▶ GIVEN PROBLEM: Write the next part of the forum discussion about rivals to Adobe's design software, starting right after its last sentence.

# Start of READING PASSAGE

I am also working on something in the domain. Hoping to show it to the world very soon!
Sure, they would just have to build a compelling set of apps, for Windows and Mac at the least, that have 90% of those features that Adobe has built to their apps since 1990.
There DO exist competing products for Adobe stuff, but they are disparate. The best of them is Quark (vs InDesign). Final Cut Pro/Avid et co do a nice work against Premiere. Inscape is quite good to replace Illustrator, maybe Corel Draw too. Gimp is not there yet, but Corel Photo-Paint and Painter combined would make a compelling proposal. So, you have parts here and there, but not streamlined nor combined. And for all the "bloat talk", Photoshop can handle huge images with ease whereas lesser programs throw the towel even at 200MB or so.
(We have tons of 20% solutions -- they are not any good for professional printing and graphics work with the ease and breadth current designers are used to, even missing extremely critical parts, like CMYK in some cases).
Yes, that's the real problem.
None of the OSS offerings is really anywhere close to the equivalent CS tool yet: not Inkscape, not the GIMP, not Scribus.
Quark and Corel should have the pedigree, but last time I had this conversation I looked up the latest features in Corel's graphics software, and it's basically a second-tier player these days. I've never used Quark, but the picture painted by others looks similar.
The thing that puzzles me is why no-one has yet come up with a credible competitor to CS (or, similarly, to MS Office). Two of the most successful software companies on the planet make a very significant chunk of their profits on these product lines, and they are certainly open to disruption by competition based on usability and/or quality/reliability as well as functionality and workflow. Of course there's a substantial barrier to entry, but it's not that unassailable in software terms.
That was Corel's problem - not matter how good a tool they made, printers either could not open the files, or were scared off by bad experiences with previous versions.
Google docs has only succeed because "close enough" formatting was good enough for business docs and spreadsheets. Not so in graphic design.
Quark became more and more user-hostile through the 90s, basking in the dominant market share of their (essentially) single product. Prices went up, the feature set stagnated, anti-piracy measures punished the honest, and Quark tried to push ill-conceived "multimedia" and web features into the product. Focus was lacking not only in their product, but in how the company was run: development and support were moved to India, and then a few years later moved right back. And despite all this, in terms of dominance Quark XPress was like the Photoshop of its time: with all the professional workflow based on the product, the ecosystem of expensive plug-ins, and the people whose jobs were practically defined by their Quark expertise, it was difficult to imagine how any competitor could gain traction.
But Quark's unpopularity with its captive customers created a fertile field of potential good will for anyone with the gumption to try jumping in. And the nimble upstart who finally gained traction was of course Adobe. InDesign was cheap, good, addressed many of the long-term unresolved Quark pain points, and, despite bugs and shortcomings, held the promise of a future outside Quark's cloak.

# End of READING PASSAGE
# Start of COLLECTED DATA

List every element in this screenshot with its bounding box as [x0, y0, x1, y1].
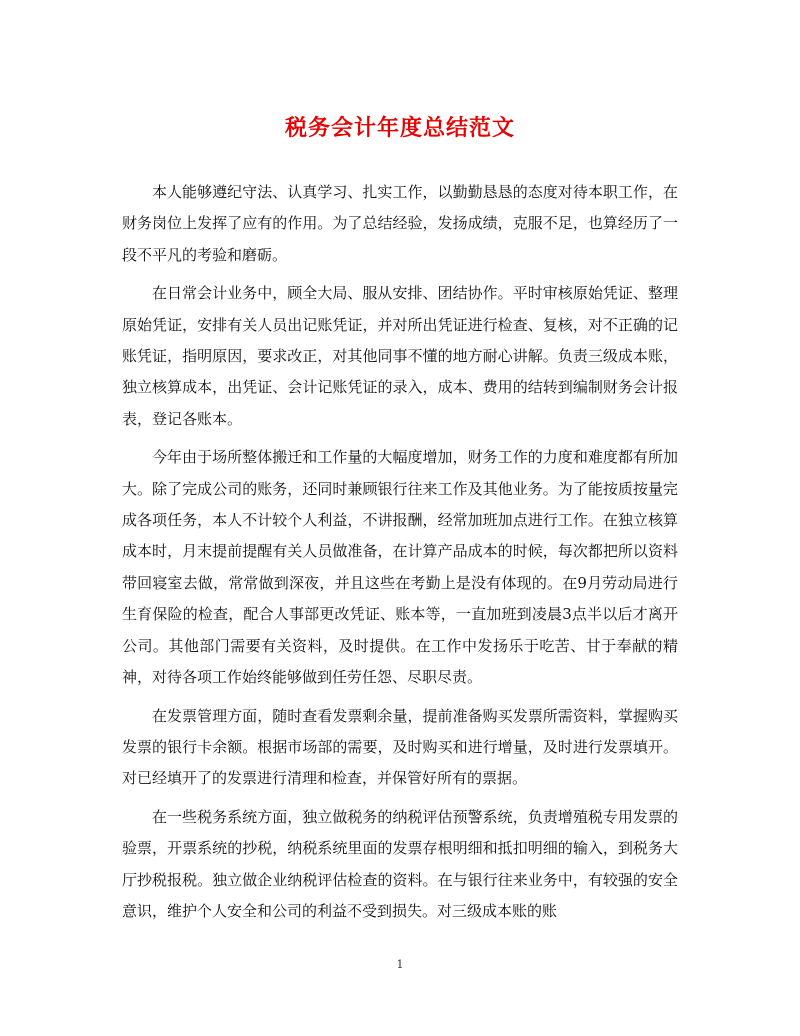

# End of COLLECTED DATA

▶ SOLVED PROBLEM:
A decade later, where are we?
The creatures outside looked from pig to man, and from man to pig, and from pig to man again; but already it was impossible to say which was which.
Granted it's only image editing. And it's mac only. But I've pretty much stopped using Photoshop because of it. Though, I've never use any of the advanced Photoshop tools.
Many graphics folk on Photoshop are stuck cause they can't see any other product filling Photoshop's role.
I'd guess most copies are bought by businesses whom such laws don't aid.
It's a more of a subjugation than a transaction, like a sacrifice to a cruel god, the cherry on the cake is you have to actually wait until a person "approves" your purchase/sacrifice.
http://www.adobe.com/products/photoshop/buying-guide-subscri...
The marketing ploy will probably be that with a subscription you will always have the latest, secure, version.
That said, there is even a proof of concept available (see bottom of linked page), so this is rather serious.
Did they mean to say against Adobe Photoshop CS6?
> This update resolves vulnerabilities in a product that has historically not been a target for attackers. Adobe recommends administrators install the update at their discretion.
[1]: http://www.adobe.com/support/security/severity_ratings.html
If they seriously stick with this gameplan of making people upgrade... Just, wow.
The fact that Adobe can get away with this amazes me! With the theoretical engine problem you need to recall/repair each and every engine individually. With software, once you've developed the patch you can distribute it at next to no cost. There's no excuse for this.
Why can software engineers and companies get away with such horrendous practices?
Because most of us who write software believe that the risks associated with effectively zero liability for software failure are far outweighed by the costs of government intervention. General purpose software is far too "easy" to create for mandatory liability to make any sense.
The better solution is for the market to demand simple security fixes in situations like this.
[Edited to clarify that software risk is less costly than government intervention]
Just like I think that this here thing doesn't have anything to do with laziness. It's that Adobe wants you to pirate the crap out of CS6, because they know they won't get money from you anyway. They do know, however, that every cent they don't get directly from you is a cent they'll get from your future employer or customer or small business which is forced to buy Adobe CS6. It's not laziness, it's doing exactly what they need to to make sure that they keep their repeat customers upgrading.
Interesting. I've heard this thing before, with Photoshop and Windows too. Is there any evidence for this?
Name one famous employee of adobe along the same lines you would recognize with any of the tech titans: gates, jobs, ballmer, brin, zuck, etc. etc. etc.
Never has an Adobe's leader's name been in that list.
The reason this is important - is that there is no personal image attached to adobe's products. This lets them get away with more mediocrity than you would see with any of the above.
You don't have the scorn of the user all pointed at one person's identity - you have it pointed at the nebulous "adobe" as a whole.
If they had a charismatic, public figurehead I a sure there would be a lot different about how we view adobe and its products.
Adobe isn't lazy. It takes extra work to implement multiple cross platform ui libraries with twenty different slider widgets none of which work quite right.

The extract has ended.